— Objective —
Make an exact copy of all the entries below, with the pictures left out.

BEGIN

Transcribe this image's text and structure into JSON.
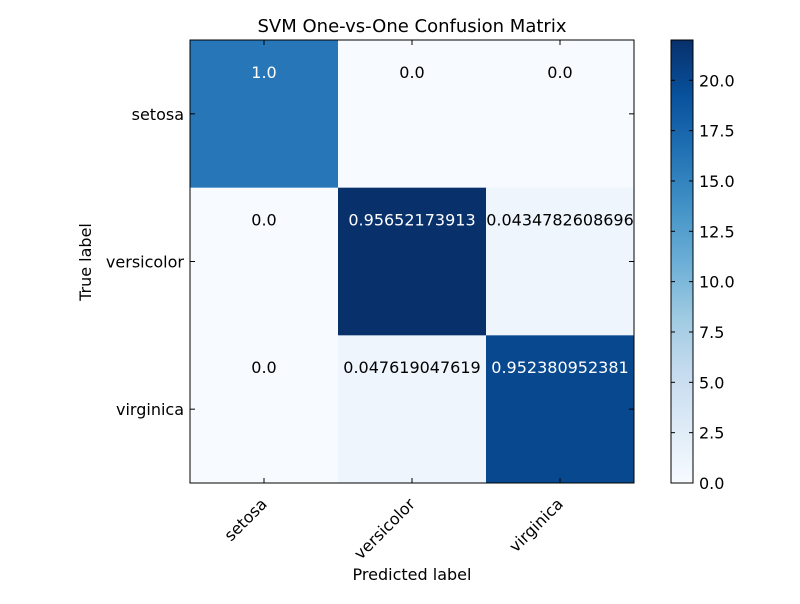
{
  "chart_data": {
    "type": "heatmap",
    "title": "SVM One-vs-One Confusion Matrix",
    "xlabel": "Predicted label",
    "ylabel": "True label",
    "x_categories": [
      "setosa",
      "versicolor",
      "virginica"
    ],
    "y_categories": [
      "setosa",
      "versicolor",
      "virginica"
    ],
    "matrix": [
      [
        16,
        0,
        0
      ],
      [
        0,
        22,
        1
      ],
      [
        0,
        1,
        20
      ]
    ],
    "cell_labels": [
      [
        "1.0",
        "0.0",
        "0.0"
      ],
      [
        "0.0",
        "0.95652173913",
        "0.0434782608696"
      ],
      [
        "0.0",
        "0.047619047619",
        "0.952380952381"
      ]
    ],
    "colorbar": {
      "min": 0.0,
      "max": 22.0,
      "ticks": [
        0.0,
        2.5,
        5.0,
        7.5,
        10.0,
        12.5,
        15.0,
        17.5,
        20.0
      ],
      "tick_labels": [
        "0.0",
        "2.5",
        "5.0",
        "7.5",
        "10.0",
        "12.5",
        "15.0",
        "17.5",
        "20.0"
      ]
    },
    "colormap": "Blues",
    "colors": {
      "low": "#f7fbff",
      "high": "#08306b",
      "text_dark": "#000000",
      "text_light": "#ffffff"
    },
    "grid": false
  }
}
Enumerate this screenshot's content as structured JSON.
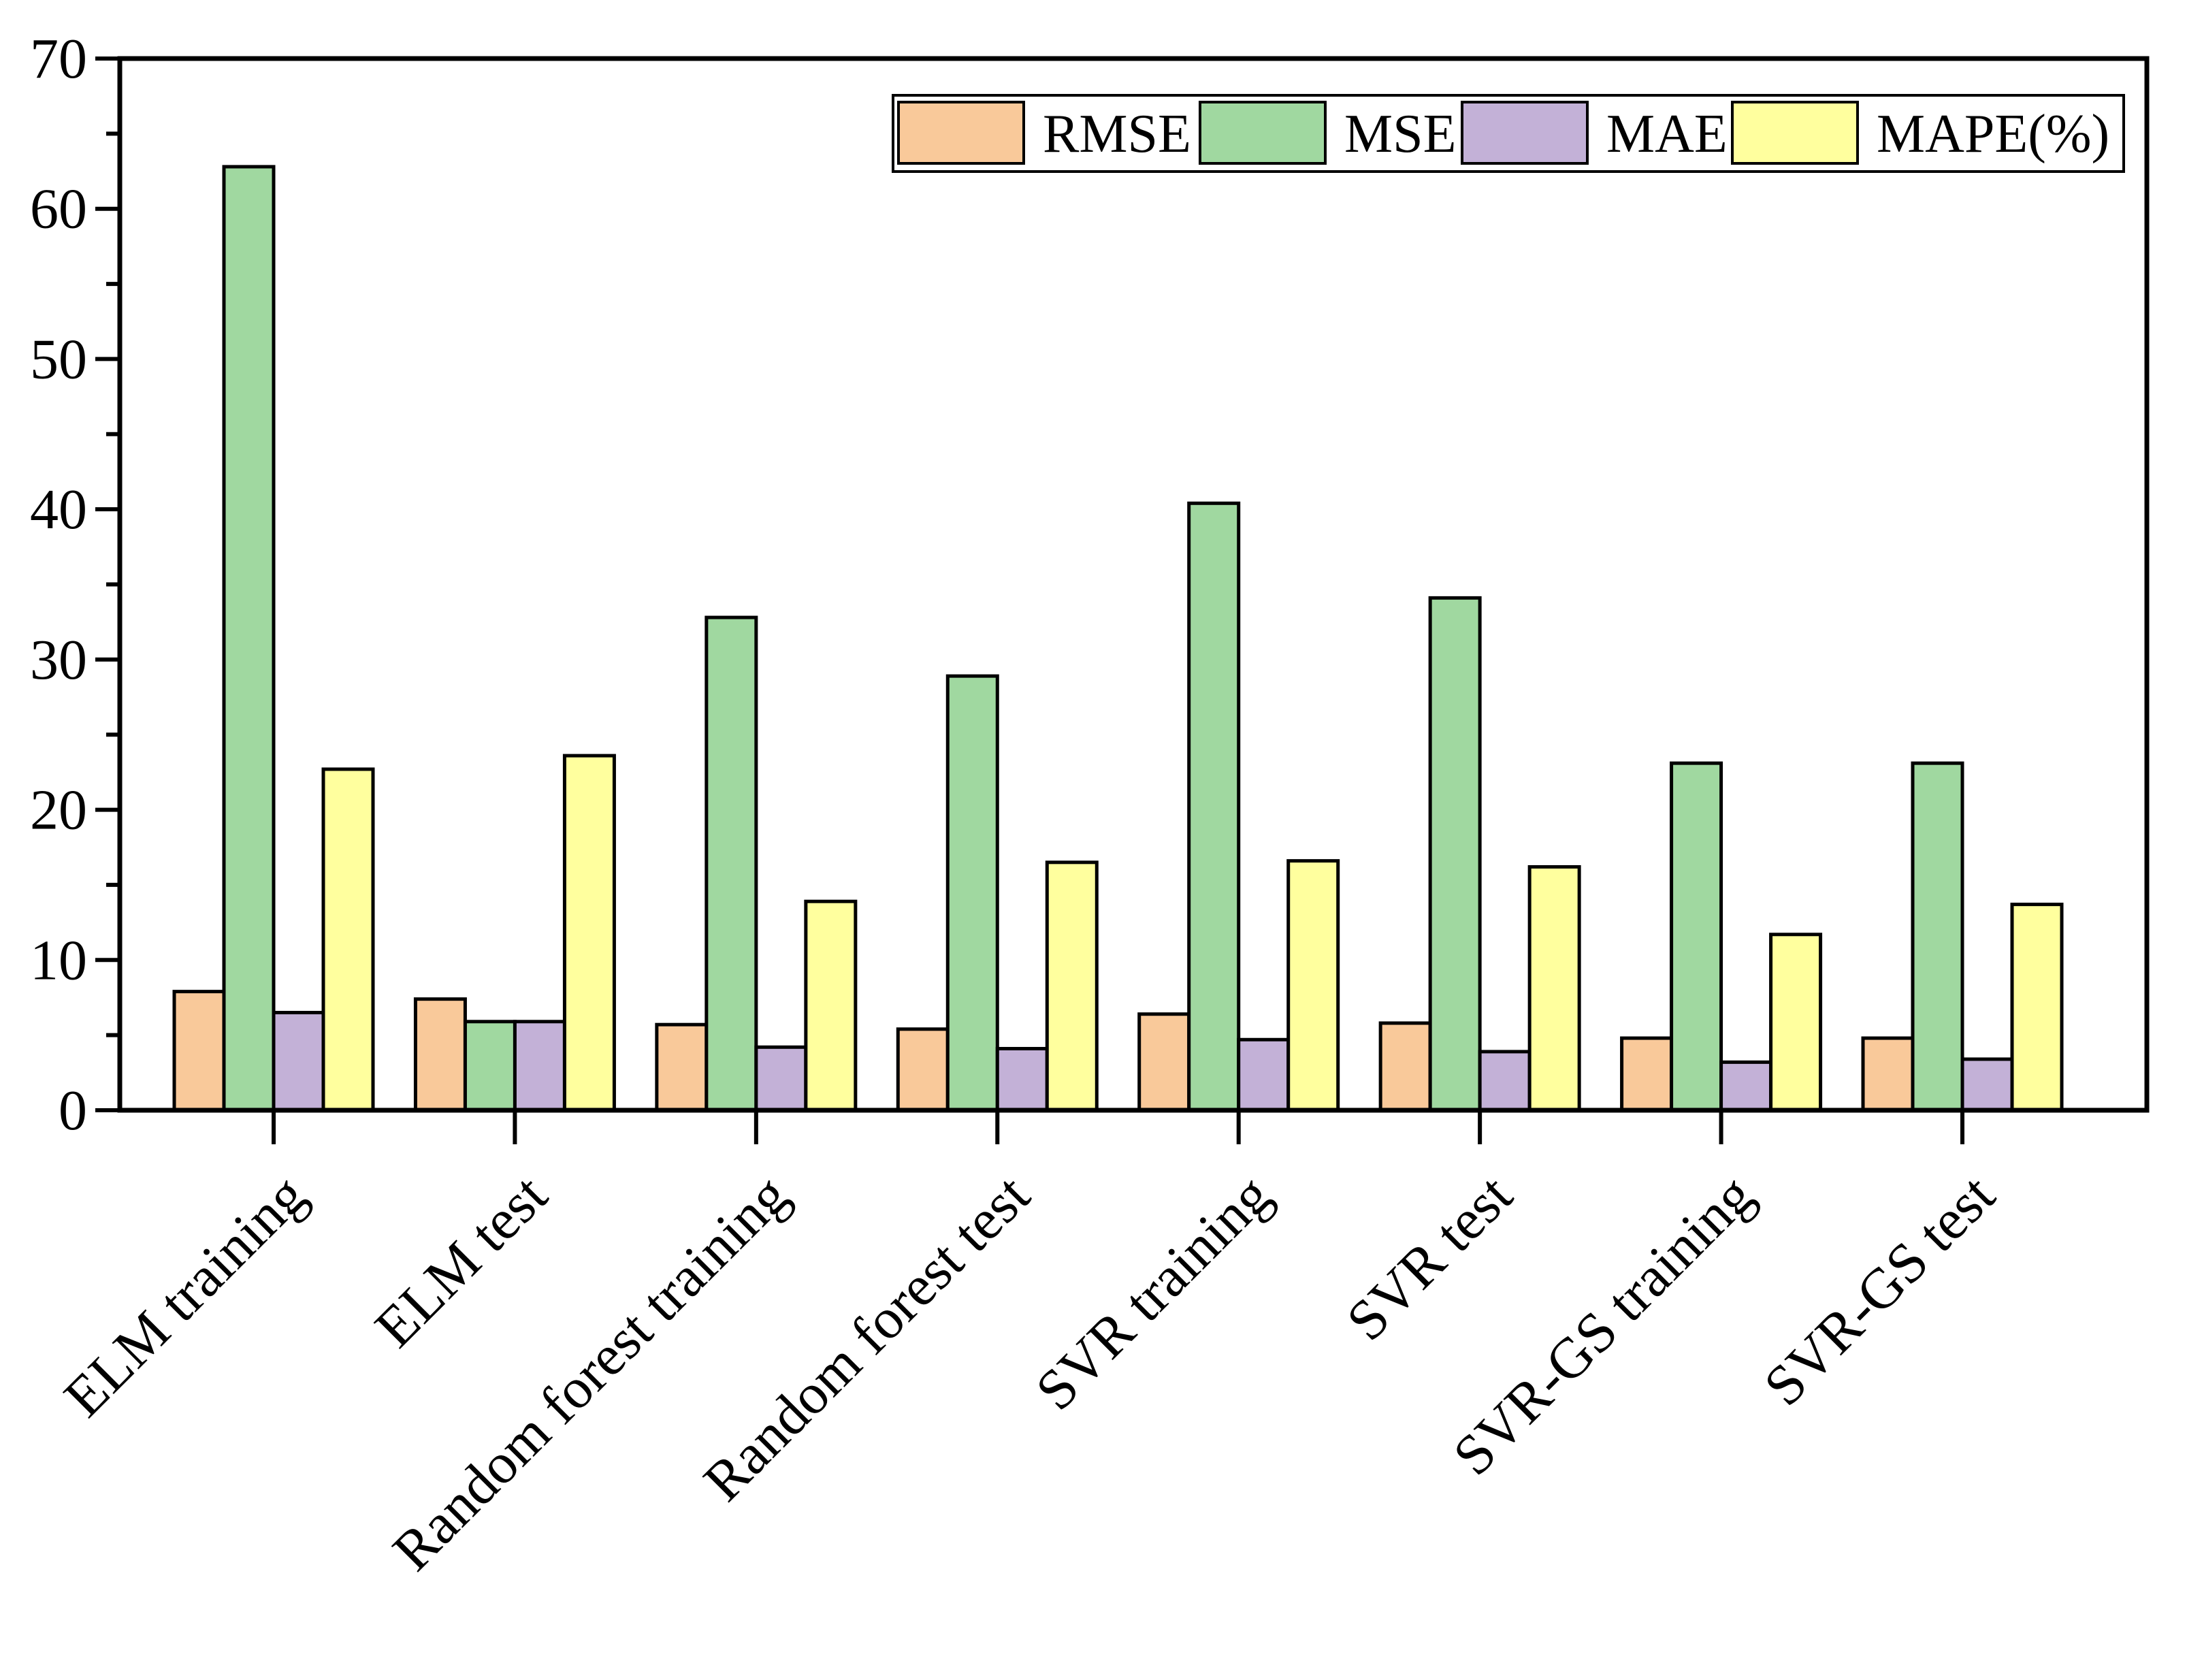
{
  "chart_data": {
    "type": "bar",
    "title": "",
    "xlabel": "",
    "ylabel": "",
    "ylim": [
      0,
      70
    ],
    "yticks": [
      0,
      10,
      20,
      30,
      40,
      50,
      60,
      70
    ],
    "categories": [
      "ELM training",
      "ELM test",
      "Random forest training",
      "Random forest test",
      "SVR training",
      "SVR test",
      "SVR-GS training",
      "SVR-GS test"
    ],
    "series": [
      {
        "name": "RMSE",
        "color": "#F9C99A",
        "values": [
          7.9,
          7.4,
          5.7,
          5.4,
          6.4,
          5.8,
          4.8,
          4.8
        ]
      },
      {
        "name": "MSE",
        "color": "#A0D8A0",
        "values": [
          62.8,
          5.9,
          32.8,
          28.9,
          40.4,
          34.1,
          23.1,
          23.1
        ]
      },
      {
        "name": "MAE",
        "color": "#C3B1D7",
        "values": [
          6.5,
          5.9,
          4.2,
          4.1,
          4.7,
          3.9,
          3.2,
          3.4
        ]
      },
      {
        "name": "MAPE(%)",
        "color": "#FFFF9E",
        "values": [
          22.7,
          23.6,
          13.9,
          16.5,
          16.6,
          16.2,
          11.7,
          13.7
        ]
      }
    ],
    "legend_position": "top-right",
    "grid": false
  }
}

END

— Solution —
Transcribe this image's text and structure into JSON.
{
  "chart_data": {
    "type": "heatmap",
    "title": "SVM One-vs-One Confusion Matrix",
    "xlabel": "Predicted label",
    "ylabel": "True label",
    "x_categories": [
      "setosa",
      "versicolor",
      "virginica"
    ],
    "y_categories": [
      "setosa",
      "versicolor",
      "virginica"
    ],
    "matrix": [
      [
        16,
        0,
        0
      ],
      [
        0,
        22,
        1
      ],
      [
        0,
        1,
        20
      ]
    ],
    "cell_labels": [
      [
        "1.0",
        "0.0",
        "0.0"
      ],
      [
        "0.0",
        "0.95652173913",
        "0.0434782608696"
      ],
      [
        "0.0",
        "0.047619047619",
        "0.952380952381"
      ]
    ],
    "colorbar": {
      "min": 0.0,
      "max": 22.0,
      "ticks": [
        0.0,
        2.5,
        5.0,
        7.5,
        10.0,
        12.5,
        15.0,
        17.5,
        20.0
      ],
      "tick_labels": [
        "0.0",
        "2.5",
        "5.0",
        "7.5",
        "10.0",
        "12.5",
        "15.0",
        "17.5",
        "20.0"
      ]
    },
    "colormap": "Blues",
    "colors": {
      "low": "#f7fbff",
      "high": "#08306b",
      "text_dark": "#000000",
      "text_light": "#ffffff"
    },
    "grid": false
  }
}
Enumerate this screenshot's content as structured JSON.
{
  "chart_data": {
    "type": "bar",
    "title": "",
    "xlabel": "",
    "ylabel": "",
    "ylim": [
      0,
      70
    ],
    "yticks": [
      0,
      10,
      20,
      30,
      40,
      50,
      60,
      70
    ],
    "categories": [
      "ELM training",
      "ELM test",
      "Random forest training",
      "Random forest test",
      "SVR training",
      "SVR test",
      "SVR-GS training",
      "SVR-GS test"
    ],
    "series": [
      {
        "name": "RMSE",
        "color": "#F9C99A",
        "values": [
          7.9,
          7.4,
          5.7,
          5.4,
          6.4,
          5.8,
          4.8,
          4.8
        ]
      },
      {
        "name": "MSE",
        "color": "#A0D8A0",
        "values": [
          62.8,
          5.9,
          32.8,
          28.9,
          40.4,
          34.1,
          23.1,
          23.1
        ]
      },
      {
        "name": "MAE",
        "color": "#C3B1D7",
        "values": [
          6.5,
          5.9,
          4.2,
          4.1,
          4.7,
          3.9,
          3.2,
          3.4
        ]
      },
      {
        "name": "MAPE(%)",
        "color": "#FFFF9E",
        "values": [
          22.7,
          23.6,
          13.9,
          16.5,
          16.6,
          16.2,
          11.7,
          13.7
        ]
      }
    ],
    "legend_position": "top-right",
    "grid": false
  }
}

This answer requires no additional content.